__Task description__: Count how many lines mention the word "from". Write that number alone.

__Dataset items__:
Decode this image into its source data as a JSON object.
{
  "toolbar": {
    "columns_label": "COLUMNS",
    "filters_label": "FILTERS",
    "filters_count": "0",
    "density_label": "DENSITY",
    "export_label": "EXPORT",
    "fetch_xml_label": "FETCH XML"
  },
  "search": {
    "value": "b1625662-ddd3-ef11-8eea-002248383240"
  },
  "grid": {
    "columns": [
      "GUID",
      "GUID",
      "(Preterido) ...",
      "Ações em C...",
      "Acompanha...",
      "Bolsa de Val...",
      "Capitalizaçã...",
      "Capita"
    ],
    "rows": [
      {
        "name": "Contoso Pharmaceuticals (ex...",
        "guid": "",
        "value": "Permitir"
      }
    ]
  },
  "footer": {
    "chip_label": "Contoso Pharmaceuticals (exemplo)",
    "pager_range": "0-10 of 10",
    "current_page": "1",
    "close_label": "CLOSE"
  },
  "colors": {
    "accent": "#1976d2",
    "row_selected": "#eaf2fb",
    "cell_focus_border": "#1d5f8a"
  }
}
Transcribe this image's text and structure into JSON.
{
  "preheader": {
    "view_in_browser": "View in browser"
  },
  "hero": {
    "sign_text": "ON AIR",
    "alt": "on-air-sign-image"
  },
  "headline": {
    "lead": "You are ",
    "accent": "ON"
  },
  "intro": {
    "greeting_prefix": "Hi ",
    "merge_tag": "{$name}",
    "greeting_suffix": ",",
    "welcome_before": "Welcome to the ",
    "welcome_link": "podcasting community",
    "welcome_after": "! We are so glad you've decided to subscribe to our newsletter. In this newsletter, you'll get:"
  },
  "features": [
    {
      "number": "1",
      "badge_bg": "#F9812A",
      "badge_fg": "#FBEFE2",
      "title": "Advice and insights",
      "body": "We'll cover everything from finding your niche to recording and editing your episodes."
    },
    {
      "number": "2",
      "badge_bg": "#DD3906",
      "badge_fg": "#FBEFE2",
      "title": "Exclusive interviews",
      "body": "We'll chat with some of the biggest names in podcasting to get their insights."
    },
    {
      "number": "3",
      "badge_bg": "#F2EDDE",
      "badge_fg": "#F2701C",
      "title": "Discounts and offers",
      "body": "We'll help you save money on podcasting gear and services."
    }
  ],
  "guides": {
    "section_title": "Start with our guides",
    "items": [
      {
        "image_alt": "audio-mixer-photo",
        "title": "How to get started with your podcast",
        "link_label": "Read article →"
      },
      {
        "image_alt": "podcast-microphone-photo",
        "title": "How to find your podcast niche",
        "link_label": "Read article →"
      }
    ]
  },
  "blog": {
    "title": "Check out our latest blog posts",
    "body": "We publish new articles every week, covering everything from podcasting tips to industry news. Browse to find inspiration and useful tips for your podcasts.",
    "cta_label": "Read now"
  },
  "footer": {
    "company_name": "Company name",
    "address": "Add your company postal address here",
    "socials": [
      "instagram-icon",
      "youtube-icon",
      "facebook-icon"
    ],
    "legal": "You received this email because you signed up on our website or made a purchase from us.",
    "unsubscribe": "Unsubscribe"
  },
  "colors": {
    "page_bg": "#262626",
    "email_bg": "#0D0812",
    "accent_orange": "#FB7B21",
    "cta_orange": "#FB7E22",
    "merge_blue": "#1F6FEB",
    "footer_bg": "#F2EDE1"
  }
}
...
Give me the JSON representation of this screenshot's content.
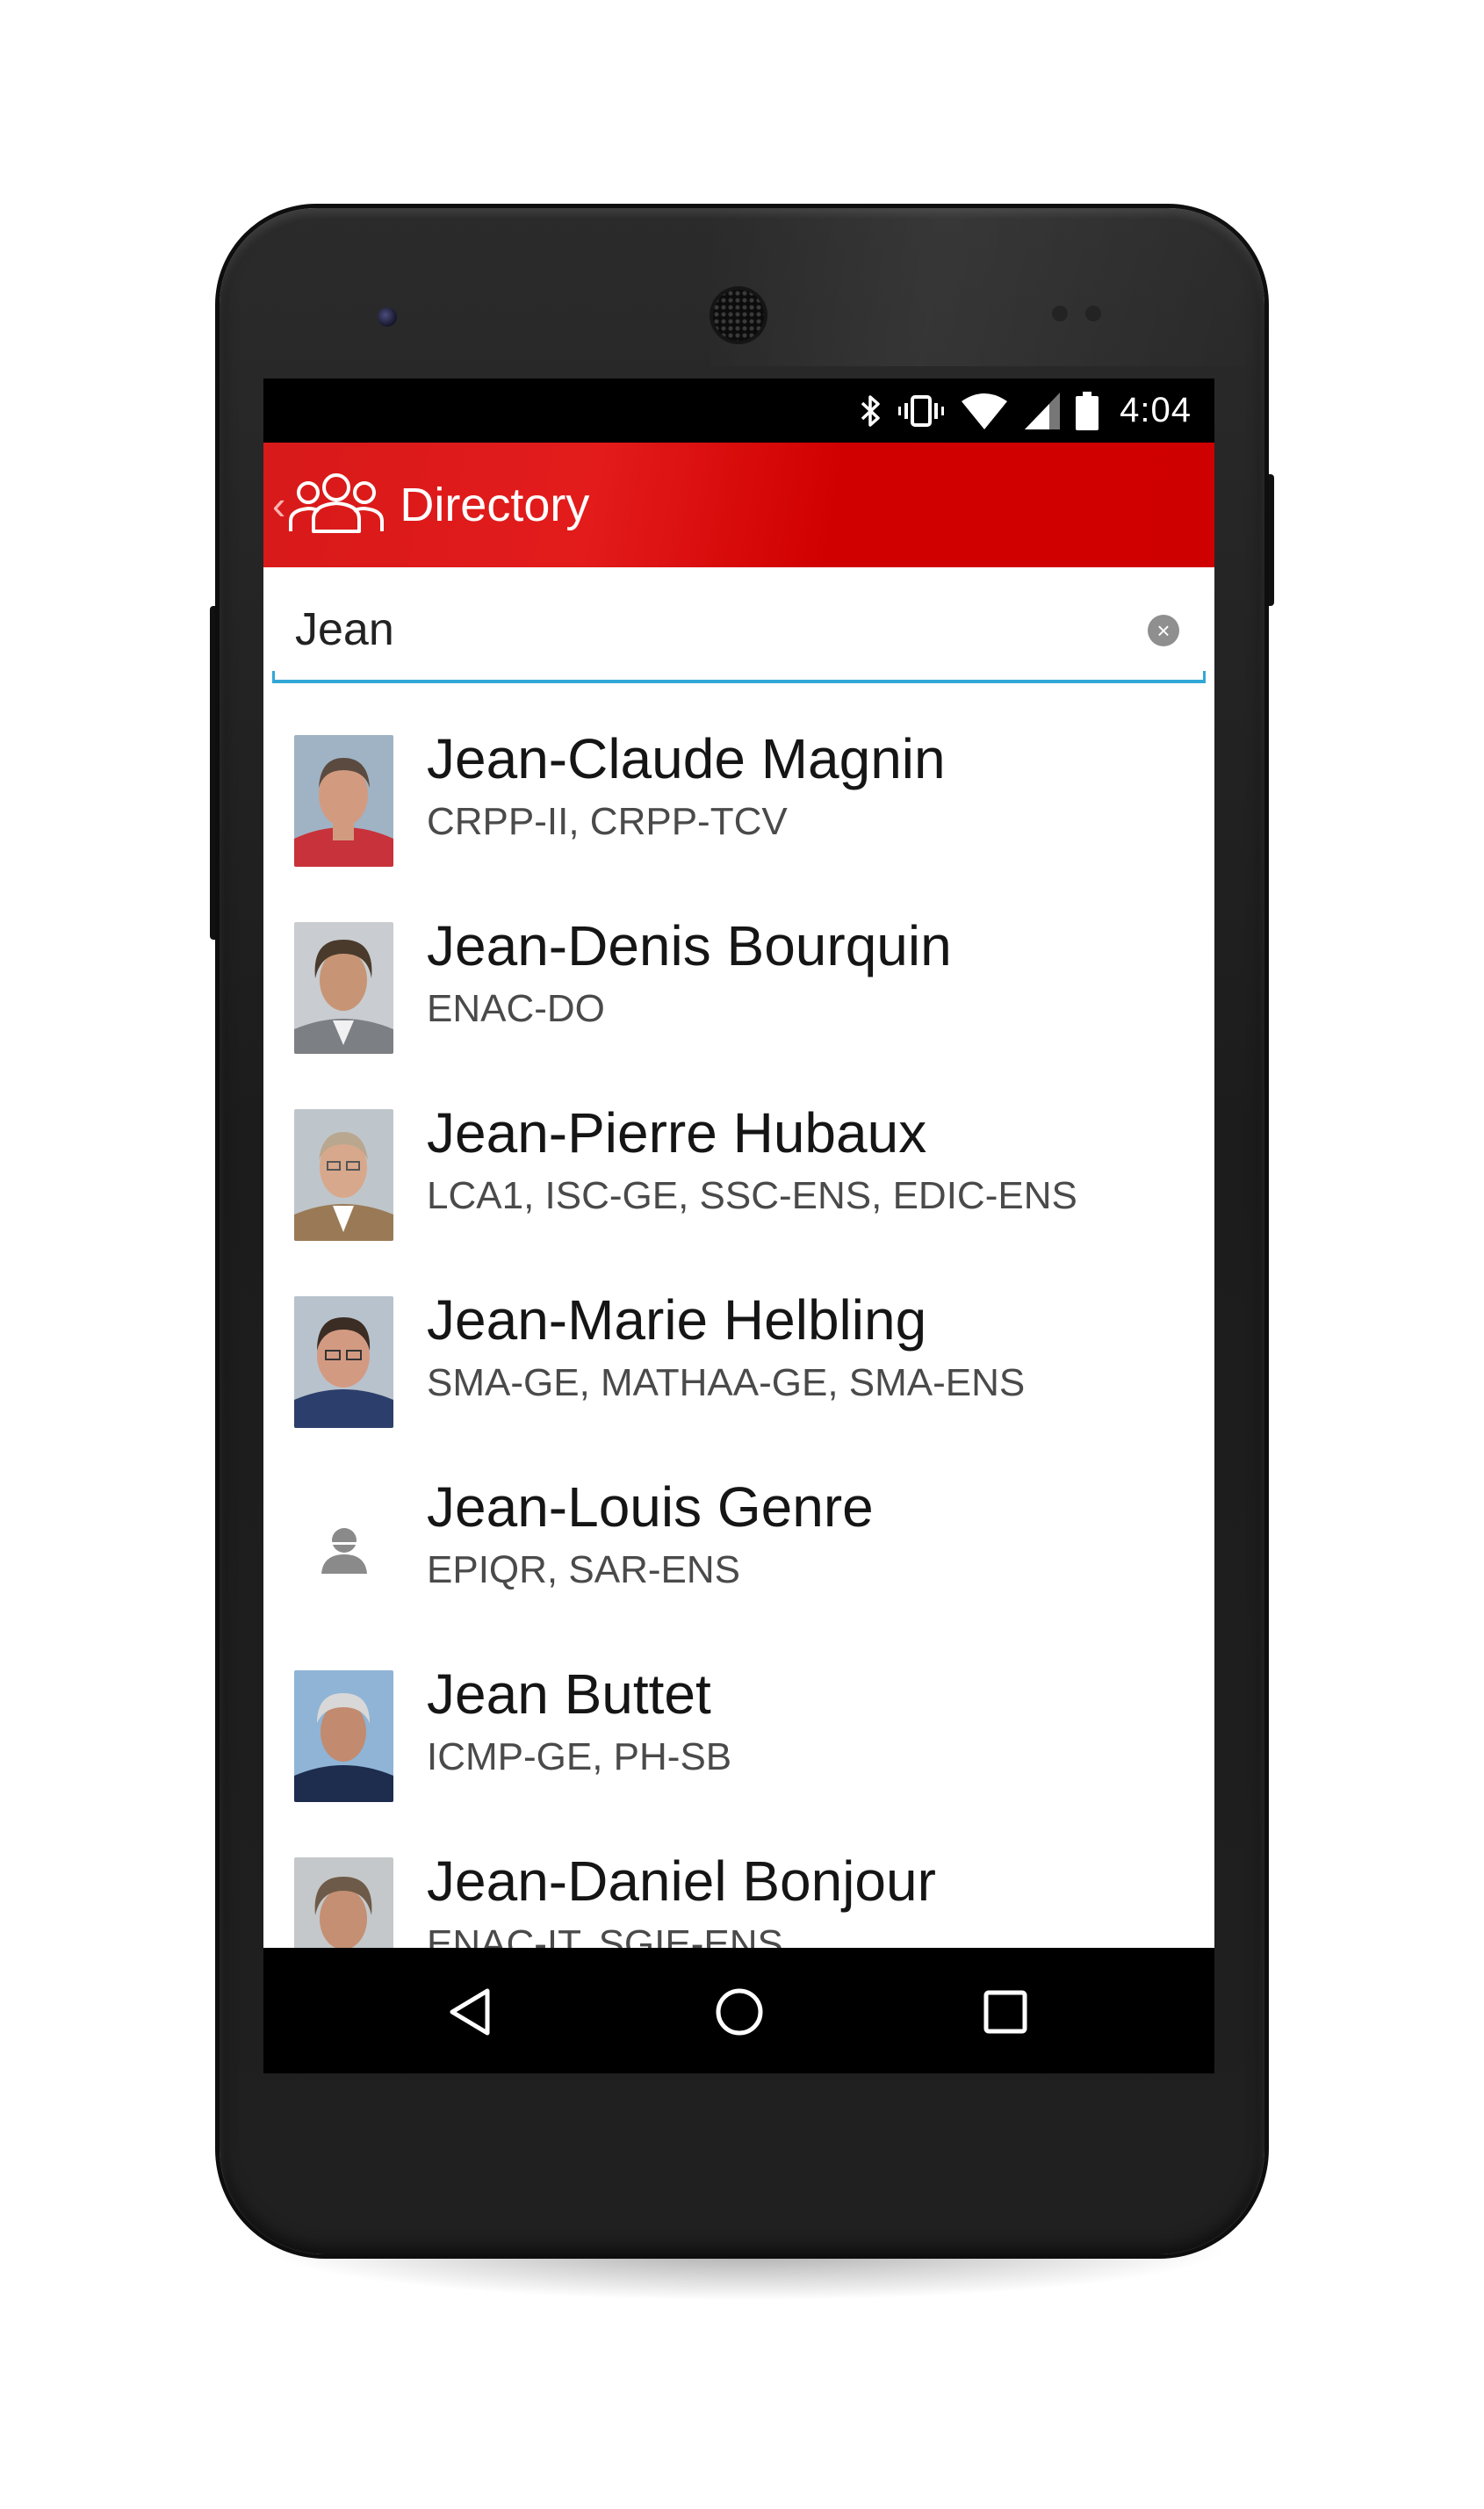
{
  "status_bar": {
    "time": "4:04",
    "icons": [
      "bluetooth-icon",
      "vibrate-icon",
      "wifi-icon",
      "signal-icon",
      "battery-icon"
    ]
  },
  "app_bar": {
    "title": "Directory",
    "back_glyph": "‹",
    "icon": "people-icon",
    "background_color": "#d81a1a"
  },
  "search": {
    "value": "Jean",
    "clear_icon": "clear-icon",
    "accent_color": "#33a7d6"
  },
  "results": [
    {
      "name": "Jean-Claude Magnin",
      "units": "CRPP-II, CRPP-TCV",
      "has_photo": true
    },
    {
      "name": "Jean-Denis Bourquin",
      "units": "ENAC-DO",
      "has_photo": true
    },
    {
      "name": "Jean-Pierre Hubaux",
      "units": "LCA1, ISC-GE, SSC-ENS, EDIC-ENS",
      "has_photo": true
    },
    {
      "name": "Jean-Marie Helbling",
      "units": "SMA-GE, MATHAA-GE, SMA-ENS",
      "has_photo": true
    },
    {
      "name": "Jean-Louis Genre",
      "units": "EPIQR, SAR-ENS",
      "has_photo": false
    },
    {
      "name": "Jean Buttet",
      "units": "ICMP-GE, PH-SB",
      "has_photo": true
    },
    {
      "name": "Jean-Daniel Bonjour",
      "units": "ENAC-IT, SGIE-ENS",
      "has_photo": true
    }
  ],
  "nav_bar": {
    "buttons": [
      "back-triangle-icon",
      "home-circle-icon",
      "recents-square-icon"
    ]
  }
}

__Completed task__: 3